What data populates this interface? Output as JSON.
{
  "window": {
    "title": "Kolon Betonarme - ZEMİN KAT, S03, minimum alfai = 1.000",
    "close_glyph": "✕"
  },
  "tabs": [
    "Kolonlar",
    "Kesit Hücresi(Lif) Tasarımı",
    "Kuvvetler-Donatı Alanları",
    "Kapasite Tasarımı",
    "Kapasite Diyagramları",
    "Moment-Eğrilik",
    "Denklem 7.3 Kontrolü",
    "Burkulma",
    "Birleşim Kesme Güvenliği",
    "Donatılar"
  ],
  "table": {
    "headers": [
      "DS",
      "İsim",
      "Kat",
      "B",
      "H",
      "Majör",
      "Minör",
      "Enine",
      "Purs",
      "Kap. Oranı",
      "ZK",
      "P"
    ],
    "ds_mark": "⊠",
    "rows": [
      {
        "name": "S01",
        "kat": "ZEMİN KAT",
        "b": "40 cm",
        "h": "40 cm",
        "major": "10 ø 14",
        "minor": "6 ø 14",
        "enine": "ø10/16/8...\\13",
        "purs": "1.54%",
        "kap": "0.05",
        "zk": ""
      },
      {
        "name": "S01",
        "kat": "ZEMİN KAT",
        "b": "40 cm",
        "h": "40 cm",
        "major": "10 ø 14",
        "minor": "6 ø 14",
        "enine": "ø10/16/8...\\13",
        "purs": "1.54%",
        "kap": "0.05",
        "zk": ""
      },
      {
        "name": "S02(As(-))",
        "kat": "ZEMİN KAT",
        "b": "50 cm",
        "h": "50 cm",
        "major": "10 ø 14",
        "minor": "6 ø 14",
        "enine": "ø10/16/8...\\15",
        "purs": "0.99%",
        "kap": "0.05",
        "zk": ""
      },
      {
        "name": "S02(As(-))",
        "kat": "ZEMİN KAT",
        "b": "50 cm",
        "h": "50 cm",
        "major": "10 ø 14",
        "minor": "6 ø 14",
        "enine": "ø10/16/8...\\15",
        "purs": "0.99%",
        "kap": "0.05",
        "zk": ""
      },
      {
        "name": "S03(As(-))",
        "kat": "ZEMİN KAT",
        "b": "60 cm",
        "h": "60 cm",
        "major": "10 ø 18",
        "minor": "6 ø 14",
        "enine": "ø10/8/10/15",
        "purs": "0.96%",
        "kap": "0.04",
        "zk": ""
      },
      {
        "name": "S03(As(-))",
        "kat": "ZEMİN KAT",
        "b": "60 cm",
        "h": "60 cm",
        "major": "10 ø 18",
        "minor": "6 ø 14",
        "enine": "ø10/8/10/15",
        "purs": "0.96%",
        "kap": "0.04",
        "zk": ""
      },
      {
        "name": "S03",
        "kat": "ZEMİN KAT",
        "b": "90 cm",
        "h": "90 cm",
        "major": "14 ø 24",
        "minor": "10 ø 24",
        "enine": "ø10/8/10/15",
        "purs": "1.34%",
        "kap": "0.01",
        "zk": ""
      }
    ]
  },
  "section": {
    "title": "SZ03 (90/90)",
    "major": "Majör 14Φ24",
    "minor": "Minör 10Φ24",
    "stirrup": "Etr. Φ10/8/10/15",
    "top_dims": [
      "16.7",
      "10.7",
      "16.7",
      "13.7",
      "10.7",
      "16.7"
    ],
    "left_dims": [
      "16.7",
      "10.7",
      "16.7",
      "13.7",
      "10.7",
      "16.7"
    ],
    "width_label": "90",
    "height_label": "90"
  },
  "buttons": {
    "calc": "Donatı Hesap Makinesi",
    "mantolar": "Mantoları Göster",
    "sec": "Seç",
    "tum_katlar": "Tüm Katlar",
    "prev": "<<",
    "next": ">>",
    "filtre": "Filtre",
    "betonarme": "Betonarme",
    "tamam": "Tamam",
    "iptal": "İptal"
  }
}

....

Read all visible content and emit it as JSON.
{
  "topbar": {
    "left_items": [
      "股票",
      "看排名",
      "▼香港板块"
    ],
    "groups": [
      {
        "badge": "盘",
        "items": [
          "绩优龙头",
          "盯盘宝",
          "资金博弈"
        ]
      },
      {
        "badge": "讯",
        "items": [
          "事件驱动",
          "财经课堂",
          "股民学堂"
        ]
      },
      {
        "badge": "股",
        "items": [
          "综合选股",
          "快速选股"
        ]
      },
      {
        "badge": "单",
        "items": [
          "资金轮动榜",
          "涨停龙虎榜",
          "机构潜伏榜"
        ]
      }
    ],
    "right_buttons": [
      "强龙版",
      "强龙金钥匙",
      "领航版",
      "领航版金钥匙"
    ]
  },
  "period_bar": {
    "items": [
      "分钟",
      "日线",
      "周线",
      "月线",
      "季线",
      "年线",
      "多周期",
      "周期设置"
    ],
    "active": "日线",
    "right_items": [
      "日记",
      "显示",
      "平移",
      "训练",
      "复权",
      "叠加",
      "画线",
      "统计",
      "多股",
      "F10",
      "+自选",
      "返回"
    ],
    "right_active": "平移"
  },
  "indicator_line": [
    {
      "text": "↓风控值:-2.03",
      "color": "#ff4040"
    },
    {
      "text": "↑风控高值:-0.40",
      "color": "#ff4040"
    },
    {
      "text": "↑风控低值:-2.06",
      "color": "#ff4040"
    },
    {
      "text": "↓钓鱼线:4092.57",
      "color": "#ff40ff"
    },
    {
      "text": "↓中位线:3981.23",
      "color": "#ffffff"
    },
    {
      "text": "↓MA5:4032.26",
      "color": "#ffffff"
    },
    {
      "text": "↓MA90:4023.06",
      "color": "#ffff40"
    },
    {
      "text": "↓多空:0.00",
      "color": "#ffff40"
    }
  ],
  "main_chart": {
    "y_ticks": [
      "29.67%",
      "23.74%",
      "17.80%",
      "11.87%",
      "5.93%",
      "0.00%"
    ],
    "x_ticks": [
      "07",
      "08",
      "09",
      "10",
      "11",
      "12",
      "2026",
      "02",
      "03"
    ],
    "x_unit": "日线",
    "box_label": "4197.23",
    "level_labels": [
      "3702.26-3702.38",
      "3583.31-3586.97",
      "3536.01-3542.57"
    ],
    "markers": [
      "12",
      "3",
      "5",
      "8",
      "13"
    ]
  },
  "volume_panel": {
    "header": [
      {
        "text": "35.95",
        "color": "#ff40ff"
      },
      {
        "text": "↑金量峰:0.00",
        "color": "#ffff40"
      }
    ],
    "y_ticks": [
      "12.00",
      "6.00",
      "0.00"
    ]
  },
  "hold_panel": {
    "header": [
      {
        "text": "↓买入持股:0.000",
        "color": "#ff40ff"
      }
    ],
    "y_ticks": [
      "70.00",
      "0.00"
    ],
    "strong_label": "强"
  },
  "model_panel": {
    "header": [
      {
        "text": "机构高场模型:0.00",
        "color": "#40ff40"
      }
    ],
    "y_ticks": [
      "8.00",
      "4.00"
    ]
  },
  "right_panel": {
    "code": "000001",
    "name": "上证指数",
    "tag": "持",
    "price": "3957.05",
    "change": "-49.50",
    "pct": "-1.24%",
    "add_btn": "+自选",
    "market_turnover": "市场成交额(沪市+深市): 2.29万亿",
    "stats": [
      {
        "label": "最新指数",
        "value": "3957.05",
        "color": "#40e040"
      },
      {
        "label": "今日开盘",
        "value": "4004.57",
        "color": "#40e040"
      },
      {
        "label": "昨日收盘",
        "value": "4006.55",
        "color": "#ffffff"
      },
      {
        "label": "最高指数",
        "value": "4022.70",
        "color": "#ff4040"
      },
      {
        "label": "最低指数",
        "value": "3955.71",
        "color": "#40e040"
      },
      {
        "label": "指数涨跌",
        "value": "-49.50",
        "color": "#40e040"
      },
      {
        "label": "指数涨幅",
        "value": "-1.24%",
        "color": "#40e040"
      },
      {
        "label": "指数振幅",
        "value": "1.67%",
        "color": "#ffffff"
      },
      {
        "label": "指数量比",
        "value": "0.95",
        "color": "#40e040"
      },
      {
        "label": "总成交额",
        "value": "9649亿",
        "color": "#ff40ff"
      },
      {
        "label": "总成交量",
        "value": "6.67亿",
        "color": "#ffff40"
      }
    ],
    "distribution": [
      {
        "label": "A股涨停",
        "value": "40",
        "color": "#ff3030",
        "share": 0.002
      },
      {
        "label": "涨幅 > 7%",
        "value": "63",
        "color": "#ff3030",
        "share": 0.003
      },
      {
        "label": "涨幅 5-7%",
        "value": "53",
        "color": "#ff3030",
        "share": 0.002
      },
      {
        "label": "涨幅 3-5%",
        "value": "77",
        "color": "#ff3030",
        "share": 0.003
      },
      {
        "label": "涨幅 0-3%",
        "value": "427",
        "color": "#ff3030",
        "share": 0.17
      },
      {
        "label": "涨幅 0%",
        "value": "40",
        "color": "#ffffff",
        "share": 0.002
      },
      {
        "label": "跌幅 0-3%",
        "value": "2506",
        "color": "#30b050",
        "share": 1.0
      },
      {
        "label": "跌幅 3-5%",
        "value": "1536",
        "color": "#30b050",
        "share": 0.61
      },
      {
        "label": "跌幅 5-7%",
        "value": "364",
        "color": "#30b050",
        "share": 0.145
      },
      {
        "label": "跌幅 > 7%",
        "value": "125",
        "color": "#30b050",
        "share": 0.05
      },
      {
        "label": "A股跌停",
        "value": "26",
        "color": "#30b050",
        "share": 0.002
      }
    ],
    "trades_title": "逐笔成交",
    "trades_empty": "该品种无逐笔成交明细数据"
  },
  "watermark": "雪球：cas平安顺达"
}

....

◆ The exercise
List every line from the entries above in which "Kapasite" appears.

◆ The result
    "Kapasite Tasarımı",
    "Kapasite Diyagramları",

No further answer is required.